He expected a shadow regulator, as yet unnamed, to be operational by this autumn, with a chief executive in place to guide its creation by the summer. He said it was too early to estimate the cost of setting up the regulator – the key plank of Sir Ian’s plan to lift recovery in UK waters.

Sir Ian insisted that the report aimed to maintain a neutral position on the future constitutional position of Scotland. And Malcolm Webb, chief executive of industry lobby Oil & Gas UK, said: “It’s not for the oil industry to tell [Scottish voters] how to vote.”

“The industry can’t stand any hiatus in investment that flows into the basin – so far that hasn’t been the case,” Mr Webb said. But he argued that the hypothetical outcome of a Yes vote would require delicate handling to avoid a collapse in investment sentiment.

John Swinney, the Scottish government’s finance secretary, backed the report insisting it strengthened arguments made for independence: “The North Sea has suffered from poor stewardship from the UK government to date, and the time has come to address that. Sir Ian has confirmed that fiscal instability has been a significant factor in basin underperformance in the North Sea,” he said.

North Sea oil and gas production, hit by long-term depletions of reserves and a series of planned and unplanned outages, fell nearly 40 per cent between 2010 and 2013, costing the Treasury £6bn in lower tax receipts.

## What to do
1/ From the North Sea oil excerpt, set down the passage that begins at the words "Sir Ian insisted" and stops after the words "in investment sentiment.".
2/ Answer these questions using the North Sea oil excerpt:
(a) By what time was the shadow regulator expected to be operational?
(b) What industry lobby did Malcolm Webb lead as chief executive?
(c) By about how much did North Sea oil and gas production fall between 2010 and 2013?

## Material
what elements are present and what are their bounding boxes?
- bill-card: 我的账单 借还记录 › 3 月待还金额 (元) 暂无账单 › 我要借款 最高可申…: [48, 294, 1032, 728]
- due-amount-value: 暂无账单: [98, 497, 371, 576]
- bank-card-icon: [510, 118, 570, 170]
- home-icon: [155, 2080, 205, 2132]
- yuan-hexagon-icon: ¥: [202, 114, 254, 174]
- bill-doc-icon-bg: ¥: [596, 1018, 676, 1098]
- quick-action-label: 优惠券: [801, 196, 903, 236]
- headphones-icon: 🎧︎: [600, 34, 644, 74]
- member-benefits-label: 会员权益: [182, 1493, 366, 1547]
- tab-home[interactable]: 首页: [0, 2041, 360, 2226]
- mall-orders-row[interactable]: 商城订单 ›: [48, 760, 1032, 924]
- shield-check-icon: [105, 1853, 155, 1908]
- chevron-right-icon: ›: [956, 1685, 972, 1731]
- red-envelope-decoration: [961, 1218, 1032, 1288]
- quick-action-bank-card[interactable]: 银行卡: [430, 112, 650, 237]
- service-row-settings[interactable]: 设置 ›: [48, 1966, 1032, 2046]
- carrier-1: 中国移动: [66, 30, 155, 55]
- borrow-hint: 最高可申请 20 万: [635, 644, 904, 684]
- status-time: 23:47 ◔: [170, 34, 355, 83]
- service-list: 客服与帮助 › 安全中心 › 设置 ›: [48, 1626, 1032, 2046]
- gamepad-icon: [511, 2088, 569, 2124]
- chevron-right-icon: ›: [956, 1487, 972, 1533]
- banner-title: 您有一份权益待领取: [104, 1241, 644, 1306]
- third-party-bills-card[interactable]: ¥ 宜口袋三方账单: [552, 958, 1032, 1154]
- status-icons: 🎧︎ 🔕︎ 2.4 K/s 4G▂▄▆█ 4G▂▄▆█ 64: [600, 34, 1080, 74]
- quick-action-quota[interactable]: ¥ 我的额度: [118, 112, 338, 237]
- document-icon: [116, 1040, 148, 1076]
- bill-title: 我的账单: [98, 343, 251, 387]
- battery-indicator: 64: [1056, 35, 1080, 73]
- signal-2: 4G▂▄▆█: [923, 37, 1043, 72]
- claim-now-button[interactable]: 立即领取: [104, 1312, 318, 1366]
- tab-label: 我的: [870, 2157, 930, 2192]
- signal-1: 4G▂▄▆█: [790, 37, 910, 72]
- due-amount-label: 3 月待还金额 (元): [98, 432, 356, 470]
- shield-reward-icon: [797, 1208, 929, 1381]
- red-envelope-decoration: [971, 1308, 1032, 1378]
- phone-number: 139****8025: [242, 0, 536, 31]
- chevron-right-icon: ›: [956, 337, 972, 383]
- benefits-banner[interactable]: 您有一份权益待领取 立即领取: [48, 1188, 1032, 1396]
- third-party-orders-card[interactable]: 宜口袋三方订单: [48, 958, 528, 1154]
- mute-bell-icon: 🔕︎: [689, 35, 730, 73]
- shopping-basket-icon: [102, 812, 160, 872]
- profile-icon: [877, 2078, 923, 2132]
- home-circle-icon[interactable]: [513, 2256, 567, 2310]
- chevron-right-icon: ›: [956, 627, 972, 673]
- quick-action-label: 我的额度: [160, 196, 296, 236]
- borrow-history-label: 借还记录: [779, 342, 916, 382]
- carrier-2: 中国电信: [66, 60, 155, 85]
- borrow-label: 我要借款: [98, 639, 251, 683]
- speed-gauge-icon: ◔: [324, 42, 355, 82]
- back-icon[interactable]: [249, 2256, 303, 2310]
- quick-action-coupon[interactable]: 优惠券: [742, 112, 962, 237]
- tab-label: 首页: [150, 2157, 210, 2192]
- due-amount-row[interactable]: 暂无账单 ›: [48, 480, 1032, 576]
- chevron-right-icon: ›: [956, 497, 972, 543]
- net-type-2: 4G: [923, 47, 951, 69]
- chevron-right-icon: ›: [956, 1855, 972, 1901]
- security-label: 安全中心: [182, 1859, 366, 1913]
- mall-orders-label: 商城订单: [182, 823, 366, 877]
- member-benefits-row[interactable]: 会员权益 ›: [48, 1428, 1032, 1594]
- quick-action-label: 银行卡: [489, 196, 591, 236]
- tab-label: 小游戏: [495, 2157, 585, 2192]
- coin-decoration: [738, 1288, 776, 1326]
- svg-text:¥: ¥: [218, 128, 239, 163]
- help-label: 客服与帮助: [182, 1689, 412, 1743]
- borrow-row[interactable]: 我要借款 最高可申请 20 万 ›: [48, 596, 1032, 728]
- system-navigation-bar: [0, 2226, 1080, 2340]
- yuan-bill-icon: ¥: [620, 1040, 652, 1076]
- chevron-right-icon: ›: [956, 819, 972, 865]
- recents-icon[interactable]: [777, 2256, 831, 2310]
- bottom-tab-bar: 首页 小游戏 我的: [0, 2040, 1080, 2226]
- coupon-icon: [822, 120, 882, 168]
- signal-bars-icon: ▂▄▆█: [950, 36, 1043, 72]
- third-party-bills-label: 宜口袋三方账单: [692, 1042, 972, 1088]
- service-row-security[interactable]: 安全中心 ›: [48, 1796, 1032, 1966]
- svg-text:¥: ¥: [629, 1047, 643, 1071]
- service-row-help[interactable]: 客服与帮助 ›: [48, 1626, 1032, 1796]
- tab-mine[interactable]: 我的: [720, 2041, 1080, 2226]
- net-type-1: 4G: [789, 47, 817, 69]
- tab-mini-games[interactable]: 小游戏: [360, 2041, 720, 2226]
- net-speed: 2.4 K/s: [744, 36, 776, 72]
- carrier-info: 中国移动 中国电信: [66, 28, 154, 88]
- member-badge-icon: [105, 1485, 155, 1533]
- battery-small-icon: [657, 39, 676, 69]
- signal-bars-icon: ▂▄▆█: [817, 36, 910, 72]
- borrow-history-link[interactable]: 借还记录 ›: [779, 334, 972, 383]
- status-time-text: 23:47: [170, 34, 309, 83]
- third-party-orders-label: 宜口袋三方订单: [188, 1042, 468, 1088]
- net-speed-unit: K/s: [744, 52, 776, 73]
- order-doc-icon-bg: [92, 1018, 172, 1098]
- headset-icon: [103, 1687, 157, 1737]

## Exercise solutions
1/
Sir Ian insisted that the report aimed to maintain a neutral position on the future constitutional position of Scotland. And Malcolm Webb, chief executive of industry lobby Oil & Gas UK, said: “It’s not for the oil industry to tell [Scottish voters] how to vote.”

“The industry can’t stand any hiatus in investment that flows into the basin – so far that hasn’t been the case,” Mr Webb said. But he argued that the hypothetical outcome of a Yes vote would require delicate handling to avoid a collapse in investment sentiment.

2/
(a) By this autumn.
(b) Oil & Gas UK.
(c) Nearly 40 percent.